WORK REQUIRED. Print the listing below in its entirety, character for character.

TASK DATA.
__________________________________________________

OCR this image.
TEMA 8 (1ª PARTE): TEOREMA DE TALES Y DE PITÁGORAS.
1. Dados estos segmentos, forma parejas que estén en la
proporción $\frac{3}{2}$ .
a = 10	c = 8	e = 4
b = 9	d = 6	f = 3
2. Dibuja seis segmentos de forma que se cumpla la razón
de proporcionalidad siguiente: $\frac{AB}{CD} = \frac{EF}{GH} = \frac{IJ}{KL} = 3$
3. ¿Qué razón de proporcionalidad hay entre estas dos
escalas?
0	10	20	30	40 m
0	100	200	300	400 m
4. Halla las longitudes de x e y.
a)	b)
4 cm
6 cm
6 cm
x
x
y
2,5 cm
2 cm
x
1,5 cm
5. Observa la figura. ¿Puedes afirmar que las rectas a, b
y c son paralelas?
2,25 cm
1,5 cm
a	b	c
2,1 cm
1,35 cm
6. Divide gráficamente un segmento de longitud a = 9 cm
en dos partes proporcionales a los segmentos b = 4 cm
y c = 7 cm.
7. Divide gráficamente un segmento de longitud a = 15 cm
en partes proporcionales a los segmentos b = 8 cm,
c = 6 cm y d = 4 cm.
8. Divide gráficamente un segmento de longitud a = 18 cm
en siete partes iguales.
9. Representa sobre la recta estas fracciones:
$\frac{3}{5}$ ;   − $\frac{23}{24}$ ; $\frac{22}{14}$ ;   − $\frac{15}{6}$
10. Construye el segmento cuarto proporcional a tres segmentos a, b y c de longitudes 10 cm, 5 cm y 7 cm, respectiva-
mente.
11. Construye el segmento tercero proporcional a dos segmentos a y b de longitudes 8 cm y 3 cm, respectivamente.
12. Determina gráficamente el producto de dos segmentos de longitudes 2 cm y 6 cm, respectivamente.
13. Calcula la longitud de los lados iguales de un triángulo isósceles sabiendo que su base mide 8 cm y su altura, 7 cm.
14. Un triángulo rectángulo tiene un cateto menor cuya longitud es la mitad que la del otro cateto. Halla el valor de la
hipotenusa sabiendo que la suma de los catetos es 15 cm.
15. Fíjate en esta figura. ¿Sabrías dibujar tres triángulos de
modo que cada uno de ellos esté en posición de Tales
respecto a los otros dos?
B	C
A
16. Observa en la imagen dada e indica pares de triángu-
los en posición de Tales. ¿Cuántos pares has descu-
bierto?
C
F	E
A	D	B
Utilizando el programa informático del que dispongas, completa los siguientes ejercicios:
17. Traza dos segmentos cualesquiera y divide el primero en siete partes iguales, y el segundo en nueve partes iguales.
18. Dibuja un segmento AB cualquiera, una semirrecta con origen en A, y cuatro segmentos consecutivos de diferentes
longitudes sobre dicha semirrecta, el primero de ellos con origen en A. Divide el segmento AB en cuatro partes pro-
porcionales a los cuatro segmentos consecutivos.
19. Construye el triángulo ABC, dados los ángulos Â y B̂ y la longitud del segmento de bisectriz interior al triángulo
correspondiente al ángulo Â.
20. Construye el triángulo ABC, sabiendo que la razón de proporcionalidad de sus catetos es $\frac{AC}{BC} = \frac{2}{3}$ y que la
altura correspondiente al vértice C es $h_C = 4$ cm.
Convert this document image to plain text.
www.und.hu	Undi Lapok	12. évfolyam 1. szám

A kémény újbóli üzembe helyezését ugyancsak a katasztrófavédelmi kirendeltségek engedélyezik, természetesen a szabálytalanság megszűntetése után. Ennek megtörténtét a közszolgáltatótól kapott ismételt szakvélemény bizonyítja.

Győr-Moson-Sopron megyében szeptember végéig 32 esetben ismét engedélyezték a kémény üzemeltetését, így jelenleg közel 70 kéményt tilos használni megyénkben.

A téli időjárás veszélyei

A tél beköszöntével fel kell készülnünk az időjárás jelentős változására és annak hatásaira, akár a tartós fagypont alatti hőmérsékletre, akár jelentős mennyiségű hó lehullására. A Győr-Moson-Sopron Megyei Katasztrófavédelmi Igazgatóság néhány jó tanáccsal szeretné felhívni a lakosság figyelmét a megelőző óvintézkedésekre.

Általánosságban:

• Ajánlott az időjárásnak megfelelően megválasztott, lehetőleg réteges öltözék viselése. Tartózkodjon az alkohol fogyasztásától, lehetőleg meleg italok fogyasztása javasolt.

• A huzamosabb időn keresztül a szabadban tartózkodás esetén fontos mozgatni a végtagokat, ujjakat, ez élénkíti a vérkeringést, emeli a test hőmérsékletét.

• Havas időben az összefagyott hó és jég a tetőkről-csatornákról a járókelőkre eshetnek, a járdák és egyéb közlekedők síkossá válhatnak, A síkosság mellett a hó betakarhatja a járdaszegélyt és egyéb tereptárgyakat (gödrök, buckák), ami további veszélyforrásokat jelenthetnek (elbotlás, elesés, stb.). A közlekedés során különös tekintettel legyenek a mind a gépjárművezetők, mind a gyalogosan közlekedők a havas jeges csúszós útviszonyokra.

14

__________________________________________________

COMPLETE RESPONSE.
OCR this image.
TEMA 8 (1ª PARTE): TEOREMA DE TALES Y DE PITÁGORAS.
1. Dados estos segmentos, forma parejas que estén en la
proporción $\frac{3}{2}$ .
a = 10	c = 8	e = 4
b = 9	d = 6	f = 3
2. Dibuja seis segmentos de forma que se cumpla la razón
de proporcionalidad siguiente: $\frac{AB}{CD} = \frac{EF}{GH} = \frac{IJ}{KL} = 3$
3. ¿Qué razón de proporcionalidad hay entre estas dos
escalas?
0	10	20	30	40 m
0	100	200	300	400 m
4. Halla las longitudes de x e y.
a)	b)
4 cm
6 cm
6 cm
x
x
y
2,5 cm
2 cm
x
1,5 cm
5. Observa la figura. ¿Puedes afirmar que las rectas a, b
y c son paralelas?
2,25 cm
1,5 cm
a	b	c
2,1 cm
1,35 cm
6. Divide gráficamente un segmento de longitud a = 9 cm
en dos partes proporcionales a los segmentos b = 4 cm
y c = 7 cm.
7. Divide gráficamente un segmento de longitud a = 15 cm
en partes proporcionales a los segmentos b = 8 cm,
c = 6 cm y d = 4 cm.
8. Divide gráficamente un segmento de longitud a = 18 cm
en siete partes iguales.
9. Representa sobre la recta estas fracciones:
$\frac{3}{5}$ ;   − $\frac{23}{24}$ ; $\frac{22}{14}$ ;   − $\frac{15}{6}$
10. Construye el segmento cuarto proporcional a tres segmentos a, b y c de longitudes 10 cm, 5 cm y 7 cm, respectiva-
mente.
11. Construye el segmento tercero proporcional a dos segmentos a y b de longitudes 8 cm y 3 cm, respectivamente.
12. Determina gráficamente el producto de dos segmentos de longitudes 2 cm y 6 cm, respectivamente.
13. Calcula la longitud de los lados iguales de un triángulo isósceles sabiendo que su base mide 8 cm y su altura, 7 cm.
14. Un triángulo rectángulo tiene un cateto menor cuya longitud es la mitad que la del otro cateto. Halla el valor de la
hipotenusa sabiendo que la suma de los catetos es 15 cm.
15. Fíjate en esta figura. ¿Sabrías dibujar tres triángulos de
modo que cada uno de ellos esté en posición de Tales
respecto a los otros dos?
B	C
A
16. Observa en la imagen dada e indica pares de triángu-
los en posición de Tales. ¿Cuántos pares has descu-
bierto?
C
F	E
A	D	B
Utilizando el programa informático del que dispongas, completa los siguientes ejercicios:
17. Traza dos segmentos cualesquiera y divide el primero en siete partes iguales, y el segundo en nueve partes iguales.
18. Dibuja un segmento AB cualquiera, una semirrecta con origen en A, y cuatro segmentos consecutivos de diferentes
longitudes sobre dicha semirrecta, el primero de ellos con origen en A. Divide el segmento AB en cuatro partes pro-
porcionales a los cuatro segmentos consecutivos.
19. Construye el triángulo ABC, dados los ángulos Â y B̂ y la longitud del segmento de bisectriz interior al triángulo
correspondiente al ángulo Â.
20. Construye el triángulo ABC, sabiendo que la razón de proporcionalidad de sus catetos es $\frac{AC}{BC} = \frac{2}{3}$ y que la
altura correspondiente al vértice C es $h_C = 4$ cm.
Convert this document image to plain text.
www.und.hu	Undi Lapok	12. évfolyam 1. szám

A kémény újbóli üzembe helyezését ugyancsak a katasztrófavédelmi kirendeltségek engedélyezik, természetesen a szabálytalanság megszűntetése után. Ennek megtörténtét a közszolgáltatótól kapott ismételt szakvélemény bizonyítja.

Győr-Moson-Sopron megyében szeptember végéig 32 esetben ismét engedélyezték a kémény üzemeltetését, így jelenleg közel 70 kéményt tilos használni megyénkben.

A téli időjárás veszélyei

A tél beköszöntével fel kell készülnünk az időjárás jelentős változására és annak hatásaira, akár a tartós fagypont alatti hőmérsékletre, akár jelentős mennyiségű hó lehullására. A Győr-Moson-Sopron Megyei Katasztrófavédelmi Igazgatóság néhány jó tanáccsal szeretné felhívni a lakosság figyelmét a megelőző óvintézkedésekre.

Általánosságban:

• Ajánlott az időjárásnak megfelelően megválasztott, lehetőleg réteges öltözék viselése. Tartózkodjon az alkohol fogyasztásától, lehetőleg meleg italok fogyasztása javasolt.

• A huzamosabb időn keresztül a szabadban tartózkodás esetén fontos mozgatni a végtagokat, ujjakat, ez élénkíti a vérkeringést, emeli a test hőmérsékletét.

• Havas időben az összefagyott hó és jég a tetőkről-csatornákról a járókelőkre eshetnek, a járdák és egyéb közlekedők síkossá válhatnak, A síkosság mellett a hó betakarhatja a járdaszegélyt és egyéb tereptárgyakat (gödrök, buckák), ami további veszélyforrásokat jelenthetnek (elbotlás, elesés, stb.). A közlekedés során különös tekintettel legyenek a mind a gépjárművezetők, mind a gyalogosan közlekedők a havas jeges csúszós útviszonyokra.

14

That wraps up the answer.